[Stated goal] Find the lines that hold the word "this" and return them.

Start

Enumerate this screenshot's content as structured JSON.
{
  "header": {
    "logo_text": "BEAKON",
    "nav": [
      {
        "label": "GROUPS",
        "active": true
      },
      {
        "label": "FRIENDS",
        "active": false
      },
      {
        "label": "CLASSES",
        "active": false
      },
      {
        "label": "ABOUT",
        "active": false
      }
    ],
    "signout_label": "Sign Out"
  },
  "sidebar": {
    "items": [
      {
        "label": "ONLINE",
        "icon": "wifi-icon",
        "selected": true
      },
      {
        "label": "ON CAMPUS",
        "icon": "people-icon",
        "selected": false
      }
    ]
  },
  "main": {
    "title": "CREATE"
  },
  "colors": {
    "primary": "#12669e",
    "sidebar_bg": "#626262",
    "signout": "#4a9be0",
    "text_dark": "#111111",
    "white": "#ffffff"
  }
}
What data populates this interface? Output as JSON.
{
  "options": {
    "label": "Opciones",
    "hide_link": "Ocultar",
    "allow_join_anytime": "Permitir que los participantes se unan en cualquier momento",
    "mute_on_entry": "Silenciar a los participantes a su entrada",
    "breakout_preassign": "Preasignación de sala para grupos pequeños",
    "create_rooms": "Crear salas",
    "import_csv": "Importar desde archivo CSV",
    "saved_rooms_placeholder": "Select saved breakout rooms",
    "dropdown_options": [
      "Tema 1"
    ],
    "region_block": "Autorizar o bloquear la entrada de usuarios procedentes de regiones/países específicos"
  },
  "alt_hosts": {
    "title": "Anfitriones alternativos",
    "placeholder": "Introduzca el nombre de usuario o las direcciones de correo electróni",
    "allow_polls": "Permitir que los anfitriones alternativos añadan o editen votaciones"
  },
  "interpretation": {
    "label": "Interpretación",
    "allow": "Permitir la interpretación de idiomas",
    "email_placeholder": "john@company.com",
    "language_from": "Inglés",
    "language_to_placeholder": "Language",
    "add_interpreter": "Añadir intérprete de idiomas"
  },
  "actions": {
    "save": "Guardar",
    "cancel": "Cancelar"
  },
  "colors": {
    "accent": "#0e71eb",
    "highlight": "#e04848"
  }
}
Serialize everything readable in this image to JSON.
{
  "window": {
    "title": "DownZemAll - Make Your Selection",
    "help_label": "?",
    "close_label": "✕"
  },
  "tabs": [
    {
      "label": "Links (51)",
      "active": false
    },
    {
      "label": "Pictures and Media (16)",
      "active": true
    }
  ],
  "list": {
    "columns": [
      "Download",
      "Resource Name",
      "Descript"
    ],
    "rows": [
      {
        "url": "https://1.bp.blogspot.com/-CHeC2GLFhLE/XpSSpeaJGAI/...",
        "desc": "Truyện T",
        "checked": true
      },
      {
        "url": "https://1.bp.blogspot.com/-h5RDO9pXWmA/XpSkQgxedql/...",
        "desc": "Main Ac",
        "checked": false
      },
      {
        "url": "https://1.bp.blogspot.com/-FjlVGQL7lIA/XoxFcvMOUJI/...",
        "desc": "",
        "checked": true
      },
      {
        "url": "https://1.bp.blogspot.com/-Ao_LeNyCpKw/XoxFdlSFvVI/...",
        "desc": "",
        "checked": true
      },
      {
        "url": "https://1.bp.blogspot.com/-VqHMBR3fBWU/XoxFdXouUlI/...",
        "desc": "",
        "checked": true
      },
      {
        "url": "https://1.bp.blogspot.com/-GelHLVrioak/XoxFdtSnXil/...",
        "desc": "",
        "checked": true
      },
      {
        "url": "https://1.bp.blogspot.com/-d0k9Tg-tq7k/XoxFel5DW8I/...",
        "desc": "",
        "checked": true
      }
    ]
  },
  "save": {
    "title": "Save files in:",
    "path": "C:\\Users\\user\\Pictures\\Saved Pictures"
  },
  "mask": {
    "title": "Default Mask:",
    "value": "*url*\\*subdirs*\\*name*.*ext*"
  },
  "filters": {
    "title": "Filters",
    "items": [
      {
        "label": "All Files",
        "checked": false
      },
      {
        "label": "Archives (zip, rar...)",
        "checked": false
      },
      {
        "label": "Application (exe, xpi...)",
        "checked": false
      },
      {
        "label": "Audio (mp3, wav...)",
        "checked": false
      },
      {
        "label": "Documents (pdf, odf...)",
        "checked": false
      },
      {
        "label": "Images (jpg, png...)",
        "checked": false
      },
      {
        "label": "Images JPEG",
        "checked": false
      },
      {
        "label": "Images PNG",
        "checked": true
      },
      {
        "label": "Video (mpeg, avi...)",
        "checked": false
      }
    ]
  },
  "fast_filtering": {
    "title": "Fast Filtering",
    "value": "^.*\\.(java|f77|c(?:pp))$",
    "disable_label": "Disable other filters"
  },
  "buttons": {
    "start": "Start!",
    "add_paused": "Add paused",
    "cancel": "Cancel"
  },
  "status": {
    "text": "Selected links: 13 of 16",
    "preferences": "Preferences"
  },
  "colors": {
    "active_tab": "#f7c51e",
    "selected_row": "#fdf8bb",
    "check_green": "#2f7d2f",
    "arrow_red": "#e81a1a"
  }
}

End

[Reply]
Enumerate this screenshot's content as structured JSON.
What data populates this interface? Output as JSON.
Serialize everything readable in this image to JSON.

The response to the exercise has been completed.